### Required task
Print each line of the listing once more, precisely as given.

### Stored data
▬▬▬

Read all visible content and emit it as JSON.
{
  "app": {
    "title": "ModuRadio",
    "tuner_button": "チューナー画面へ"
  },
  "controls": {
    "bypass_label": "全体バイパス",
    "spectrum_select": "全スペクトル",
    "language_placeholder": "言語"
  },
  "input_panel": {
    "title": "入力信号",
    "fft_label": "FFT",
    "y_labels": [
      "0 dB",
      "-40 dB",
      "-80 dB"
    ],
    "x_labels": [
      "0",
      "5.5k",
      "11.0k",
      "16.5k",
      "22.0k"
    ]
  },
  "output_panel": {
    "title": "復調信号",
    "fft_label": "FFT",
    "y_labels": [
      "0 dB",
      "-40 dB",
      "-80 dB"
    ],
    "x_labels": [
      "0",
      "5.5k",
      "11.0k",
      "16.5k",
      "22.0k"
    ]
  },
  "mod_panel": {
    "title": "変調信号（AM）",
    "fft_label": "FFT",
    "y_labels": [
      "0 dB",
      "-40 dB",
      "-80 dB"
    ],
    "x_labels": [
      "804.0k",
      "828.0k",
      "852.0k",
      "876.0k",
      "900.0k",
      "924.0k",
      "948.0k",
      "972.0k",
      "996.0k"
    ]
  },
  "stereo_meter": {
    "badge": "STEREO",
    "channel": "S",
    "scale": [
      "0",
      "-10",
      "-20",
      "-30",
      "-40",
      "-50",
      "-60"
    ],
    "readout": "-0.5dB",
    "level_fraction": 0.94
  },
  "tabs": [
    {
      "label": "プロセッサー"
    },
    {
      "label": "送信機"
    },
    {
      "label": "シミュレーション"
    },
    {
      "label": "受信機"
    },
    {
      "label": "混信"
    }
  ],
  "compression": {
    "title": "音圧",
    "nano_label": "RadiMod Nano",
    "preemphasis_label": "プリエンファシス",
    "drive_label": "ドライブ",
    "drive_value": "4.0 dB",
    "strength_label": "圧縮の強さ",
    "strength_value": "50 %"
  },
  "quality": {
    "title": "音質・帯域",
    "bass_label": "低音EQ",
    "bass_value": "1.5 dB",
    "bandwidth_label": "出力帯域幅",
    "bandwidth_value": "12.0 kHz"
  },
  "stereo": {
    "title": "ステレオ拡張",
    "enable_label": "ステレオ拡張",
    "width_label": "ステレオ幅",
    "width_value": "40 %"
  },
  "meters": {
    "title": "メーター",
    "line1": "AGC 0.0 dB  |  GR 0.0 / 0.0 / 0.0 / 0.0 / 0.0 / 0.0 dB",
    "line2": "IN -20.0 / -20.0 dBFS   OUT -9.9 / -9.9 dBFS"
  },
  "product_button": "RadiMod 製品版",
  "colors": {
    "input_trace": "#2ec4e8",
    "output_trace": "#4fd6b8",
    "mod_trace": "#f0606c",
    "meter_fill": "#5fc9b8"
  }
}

▬▬▬

### Full solution
Read all visible content and emit it as JSON.
{
  "app": {
    "title": "ModuRadio",
    "tuner_button": "チューナー画面へ"
  },
  "controls": {
    "bypass_label": "全体バイパス",
    "spectrum_select": "全スペクトル",
    "language_placeholder": "言語"
  },
  "input_panel": {
    "title": "入力信号",
    "fft_label": "FFT",
    "y_labels": [
      "0 dB",
      "-40 dB",
      "-80 dB"
    ],
    "x_labels": [
      "0",
      "5.5k",
      "11.0k",
      "16.5k",
      "22.0k"
    ]
  },
  "output_panel": {
    "title": "復調信号",
    "fft_label": "FFT",
    "y_labels": [
      "0 dB",
      "-40 dB",
      "-80 dB"
    ],
    "x_labels": [
      "0",
      "5.5k",
      "11.0k",
      "16.5k",
      "22.0k"
    ]
  },
  "mod_panel": {
    "title": "変調信号（AM）",
    "fft_label": "FFT",
    "y_labels": [
      "0 dB",
      "-40 dB",
      "-80 dB"
    ],
    "x_labels": [
      "804.0k",
      "828.0k",
      "852.0k",
      "876.0k",
      "900.0k",
      "924.0k",
      "948.0k",
      "972.0k",
      "996.0k"
    ]
  },
  "stereo_meter": {
    "badge": "STEREO",
    "channel": "S",
    "scale": [
      "0",
      "-10",
      "-20",
      "-30",
      "-40",
      "-50",
      "-60"
    ],
    "readout": "-0.5dB",
    "level_fraction": 0.94
  },
  "tabs": [
    {
      "label": "プロセッサー"
    },
    {
      "label": "送信機"
    },
    {
      "label": "シミュレーション"
    },
    {
      "label": "受信機"
    },
    {
      "label": "混信"
    }
  ],
  "compression": {
    "title": "音圧",
    "nano_label": "RadiMod Nano",
    "preemphasis_label": "プリエンファシス",
    "drive_label": "ドライブ",
    "drive_value": "4.0 dB",
    "strength_label": "圧縮の強さ",
    "strength_value": "50 %"
  },
  "quality": {
    "title": "音質・帯域",
    "bass_label": "低音EQ",
    "bass_value": "1.5 dB",
    "bandwidth_label": "出力帯域幅",
    "bandwidth_value": "12.0 kHz"
  },
  "stereo": {
    "title": "ステレオ拡張",
    "enable_label": "ステレオ拡張",
    "width_label": "ステレオ幅",
    "width_value": "40 %"
  },
  "meters": {
    "title": "メーター",
    "line1": "AGC 0.0 dB  |  GR 0.0 / 0.0 / 0.0 / 0.0 / 0.0 / 0.0 dB",
    "line2": "IN -20.0 / -20.0 dBFS   OUT -9.9 / -9.9 dBFS"
  },
  "product_button": "RadiMod 製品版",
  "colors": {
    "input_trace": "#2ec4e8",
    "output_trace": "#4fd6b8",
    "mod_trace": "#f0606c",
    "meter_fill": "#5fc9b8"
  }
}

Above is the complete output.